(Records from a collection)
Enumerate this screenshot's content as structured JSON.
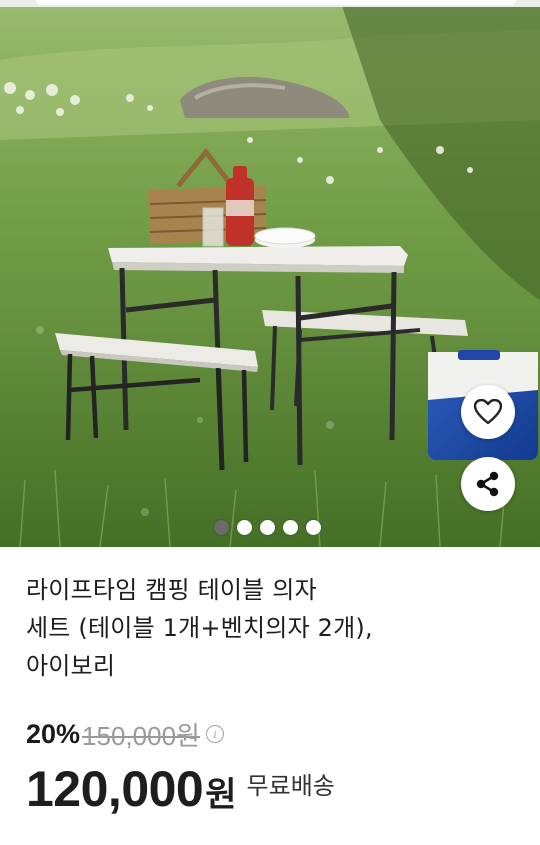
{
  "gallery": {
    "image_alt": "Camping table with two benches on grass",
    "slide_count": 5,
    "active_slide": 1
  },
  "actions": {
    "wishlist_icon": "heart-icon",
    "share_icon": "share-icon"
  },
  "product": {
    "title": "라이프타임 캠핑 테이블 의자\n세트 (테이블 1개+벤치의자 2개),\n아이보리",
    "discount": "20%",
    "original_price": "150,000원",
    "sale_price": "120,000",
    "currency": "원",
    "shipping": "무료배송"
  },
  "colors": {
    "text": "#1e1e1e",
    "muted": "#9a9a9a",
    "grass": "#5f8a3a"
  }
}
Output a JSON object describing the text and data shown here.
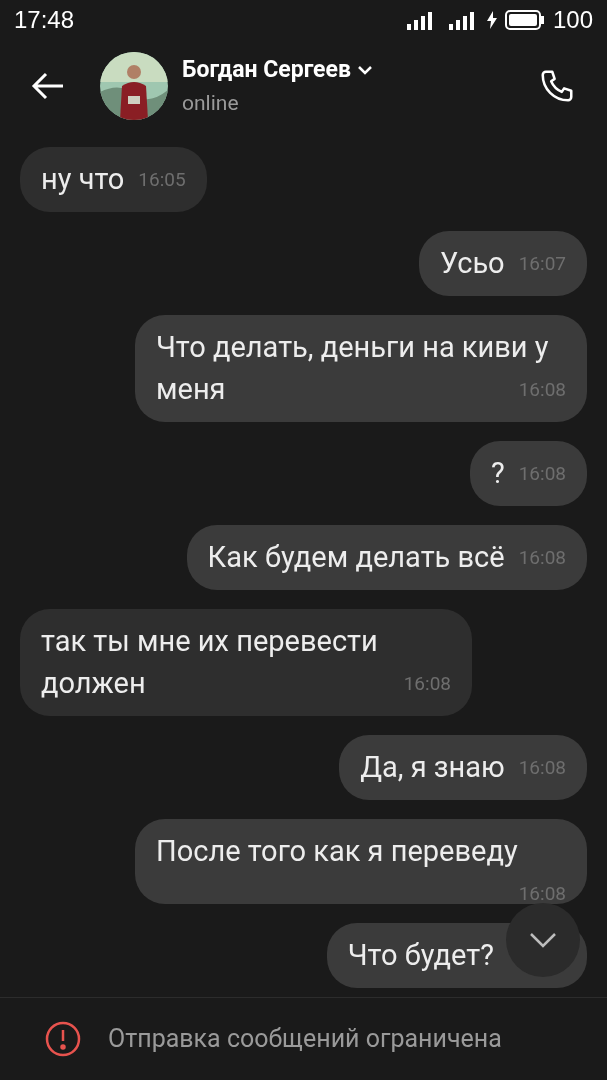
{
  "status_bar": {
    "time": "17:48",
    "battery": "100"
  },
  "header": {
    "name": "Богдан Сергеев",
    "status": "online"
  },
  "messages": [
    {
      "text": "ну что",
      "time": "16:05",
      "outgoing": false
    },
    {
      "text": "Усьо",
      "time": "16:07",
      "outgoing": true
    },
    {
      "text": "Что делать, деньги на киви у меня",
      "time": "16:08",
      "outgoing": true
    },
    {
      "text": "?",
      "time": "16:08",
      "outgoing": true
    },
    {
      "text": "Как будем делать всё",
      "time": "16:08",
      "outgoing": true
    },
    {
      "text": "так ты мне их перевести должен",
      "time": "16:08",
      "outgoing": false
    },
    {
      "text": "Да, я знаю",
      "time": "16:08",
      "outgoing": true
    },
    {
      "text": "После того как я переведу",
      "time": "16:08",
      "outgoing": true
    },
    {
      "text": "Что будет?",
      "outgoing": true
    }
  ],
  "notice": "Отправка сообщений ограничена"
}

(Exercise directions)
Repeat the material above in full and exactly, omitting the pictures.

(Result of the task)
Enumerate this screenshot's content as structured JSON.
{
  "gallery": {
    "image_alt": "Camping table with two benches on grass",
    "slide_count": 5,
    "active_slide": 1
  },
  "actions": {
    "wishlist_icon": "heart-icon",
    "share_icon": "share-icon"
  },
  "product": {
    "title": "라이프타임 캠핑 테이블 의자\n세트 (테이블 1개+벤치의자 2개),\n아이보리",
    "discount": "20%",
    "original_price": "150,000원",
    "sale_price": "120,000",
    "currency": "원",
    "shipping": "무료배송"
  },
  "colors": {
    "text": "#1e1e1e",
    "muted": "#9a9a9a",
    "grass": "#5f8a3a"
  }
}
Output a JSON object describing the text and data shown here.
{
  "status_bar": {
    "time": "17:48",
    "battery": "100"
  },
  "header": {
    "name": "Богдан Сергеев",
    "status": "online"
  },
  "messages": [
    {
      "text": "ну что",
      "time": "16:05",
      "outgoing": false
    },
    {
      "text": "Усьо",
      "time": "16:07",
      "outgoing": true
    },
    {
      "text": "Что делать, деньги на киви у меня",
      "time": "16:08",
      "outgoing": true
    },
    {
      "text": "?",
      "time": "16:08",
      "outgoing": true
    },
    {
      "text": "Как будем делать всё",
      "time": "16:08",
      "outgoing": true
    },
    {
      "text": "так ты мне их перевести должен",
      "time": "16:08",
      "outgoing": false
    },
    {
      "text": "Да, я знаю",
      "time": "16:08",
      "outgoing": true
    },
    {
      "text": "После того как я переведу",
      "time": "16:08",
      "outgoing": true
    },
    {
      "text": "Что будет?",
      "outgoing": true
    }
  ],
  "notice": "Отправка сообщений ограничена"
}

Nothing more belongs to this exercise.